(Part of a data file)
******

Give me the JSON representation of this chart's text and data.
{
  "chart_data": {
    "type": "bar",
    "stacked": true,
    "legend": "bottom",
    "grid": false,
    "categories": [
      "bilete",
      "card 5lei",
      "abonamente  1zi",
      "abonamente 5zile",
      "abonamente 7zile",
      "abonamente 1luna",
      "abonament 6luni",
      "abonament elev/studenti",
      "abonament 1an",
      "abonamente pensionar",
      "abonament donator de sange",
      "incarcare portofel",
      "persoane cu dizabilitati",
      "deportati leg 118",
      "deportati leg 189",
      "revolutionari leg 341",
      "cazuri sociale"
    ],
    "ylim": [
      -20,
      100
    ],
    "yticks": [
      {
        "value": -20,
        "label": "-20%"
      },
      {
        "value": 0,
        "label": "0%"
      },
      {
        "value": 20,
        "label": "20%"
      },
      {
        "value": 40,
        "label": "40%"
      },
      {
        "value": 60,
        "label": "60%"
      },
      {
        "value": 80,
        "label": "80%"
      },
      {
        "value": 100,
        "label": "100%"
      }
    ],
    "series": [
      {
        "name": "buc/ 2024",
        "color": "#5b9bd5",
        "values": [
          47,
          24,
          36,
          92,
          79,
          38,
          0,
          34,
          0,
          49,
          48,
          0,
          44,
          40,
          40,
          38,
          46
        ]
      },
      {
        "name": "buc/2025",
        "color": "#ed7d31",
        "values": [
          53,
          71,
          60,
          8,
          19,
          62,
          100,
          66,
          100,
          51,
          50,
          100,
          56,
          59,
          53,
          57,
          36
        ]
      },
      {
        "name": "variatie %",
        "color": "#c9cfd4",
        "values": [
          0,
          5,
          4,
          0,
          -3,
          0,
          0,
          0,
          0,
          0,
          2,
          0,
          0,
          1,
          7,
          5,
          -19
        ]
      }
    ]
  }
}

******

### Set task
Look through the entries above. Extract each line with the word "label".

### Final result
        "label": "-20%"
        "label": "0%"
        "label": "20%"
        "label": "40%"
        "label": "60%"
        "label": "80%"
        "label": "100%"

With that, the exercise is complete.